WHAT YOU SHOULD DO
Looking at the listing, state how many of its lines contain the string "JSON". Write only the number.

TASK INPUT
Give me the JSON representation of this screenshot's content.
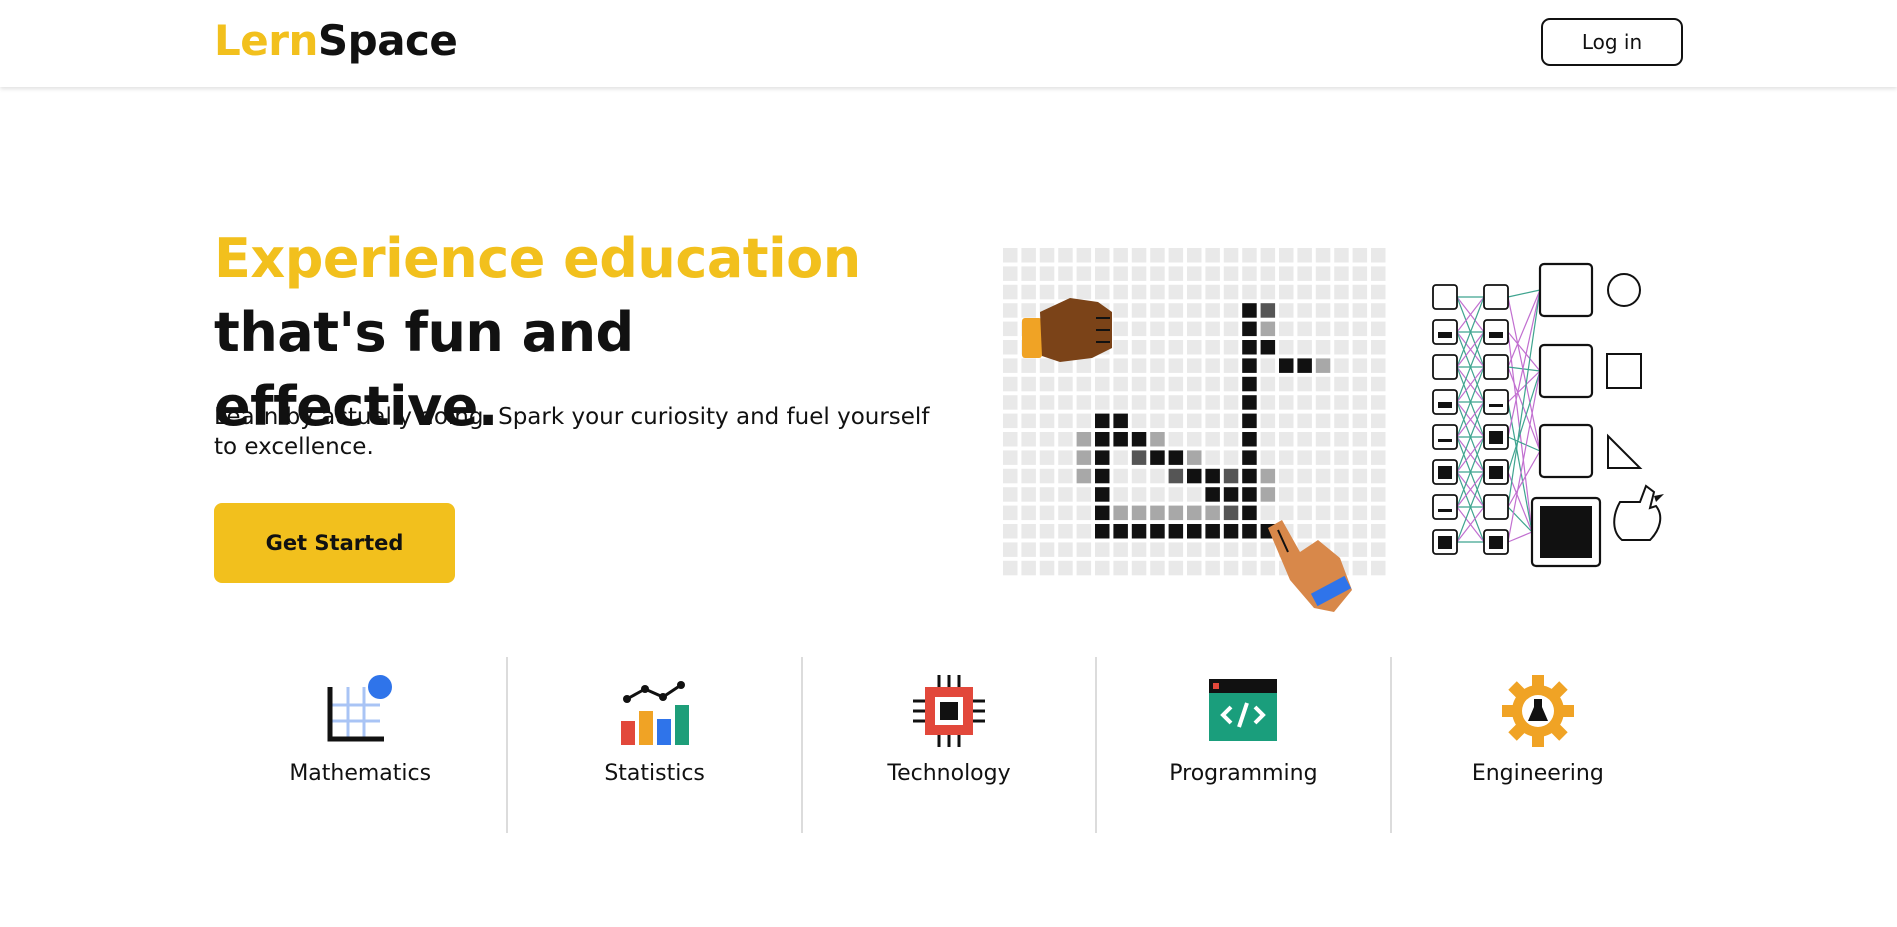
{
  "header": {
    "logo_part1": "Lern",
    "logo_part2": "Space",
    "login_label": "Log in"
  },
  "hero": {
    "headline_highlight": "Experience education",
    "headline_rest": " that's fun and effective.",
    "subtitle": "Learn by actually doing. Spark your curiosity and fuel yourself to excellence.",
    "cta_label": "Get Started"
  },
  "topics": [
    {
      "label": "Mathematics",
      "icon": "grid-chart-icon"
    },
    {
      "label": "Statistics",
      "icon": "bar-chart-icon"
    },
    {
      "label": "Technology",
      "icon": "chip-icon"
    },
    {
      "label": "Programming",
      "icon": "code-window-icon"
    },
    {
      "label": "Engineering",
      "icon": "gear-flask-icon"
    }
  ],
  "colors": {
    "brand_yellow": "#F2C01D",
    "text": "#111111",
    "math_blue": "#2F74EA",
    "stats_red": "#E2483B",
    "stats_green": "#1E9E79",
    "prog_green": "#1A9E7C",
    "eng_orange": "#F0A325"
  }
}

* * *

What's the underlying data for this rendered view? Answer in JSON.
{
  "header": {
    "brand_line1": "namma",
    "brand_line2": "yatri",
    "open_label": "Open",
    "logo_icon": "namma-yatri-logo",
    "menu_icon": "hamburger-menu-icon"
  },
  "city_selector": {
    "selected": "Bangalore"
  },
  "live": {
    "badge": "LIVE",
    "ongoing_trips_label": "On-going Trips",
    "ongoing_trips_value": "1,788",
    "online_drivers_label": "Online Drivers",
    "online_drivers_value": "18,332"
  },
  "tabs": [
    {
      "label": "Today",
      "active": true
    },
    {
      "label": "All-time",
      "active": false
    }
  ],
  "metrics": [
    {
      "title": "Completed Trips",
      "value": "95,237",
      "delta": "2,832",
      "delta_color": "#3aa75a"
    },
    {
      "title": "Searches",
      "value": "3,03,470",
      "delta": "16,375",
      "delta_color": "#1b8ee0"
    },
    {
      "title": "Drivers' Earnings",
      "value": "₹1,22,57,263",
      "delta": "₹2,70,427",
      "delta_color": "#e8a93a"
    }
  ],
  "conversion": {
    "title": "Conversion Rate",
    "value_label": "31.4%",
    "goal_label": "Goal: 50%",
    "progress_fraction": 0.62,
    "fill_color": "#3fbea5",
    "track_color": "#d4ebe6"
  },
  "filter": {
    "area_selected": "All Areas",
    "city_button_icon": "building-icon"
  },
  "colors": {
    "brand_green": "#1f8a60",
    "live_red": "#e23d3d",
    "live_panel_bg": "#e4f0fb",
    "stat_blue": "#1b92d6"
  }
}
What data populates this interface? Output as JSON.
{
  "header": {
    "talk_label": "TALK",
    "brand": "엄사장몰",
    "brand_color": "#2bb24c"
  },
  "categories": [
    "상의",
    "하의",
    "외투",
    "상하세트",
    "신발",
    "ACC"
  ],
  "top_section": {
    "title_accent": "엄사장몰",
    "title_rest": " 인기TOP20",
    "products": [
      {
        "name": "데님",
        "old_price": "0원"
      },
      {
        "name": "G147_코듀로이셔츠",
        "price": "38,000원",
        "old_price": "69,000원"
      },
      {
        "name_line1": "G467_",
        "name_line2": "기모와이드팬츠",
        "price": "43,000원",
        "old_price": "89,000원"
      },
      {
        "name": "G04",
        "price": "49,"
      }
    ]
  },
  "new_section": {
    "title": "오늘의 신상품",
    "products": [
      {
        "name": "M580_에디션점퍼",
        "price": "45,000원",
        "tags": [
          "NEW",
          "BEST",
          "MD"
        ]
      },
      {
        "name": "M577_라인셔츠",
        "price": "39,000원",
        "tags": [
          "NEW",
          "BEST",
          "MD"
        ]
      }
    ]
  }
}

EXERCISE OUTPUT
3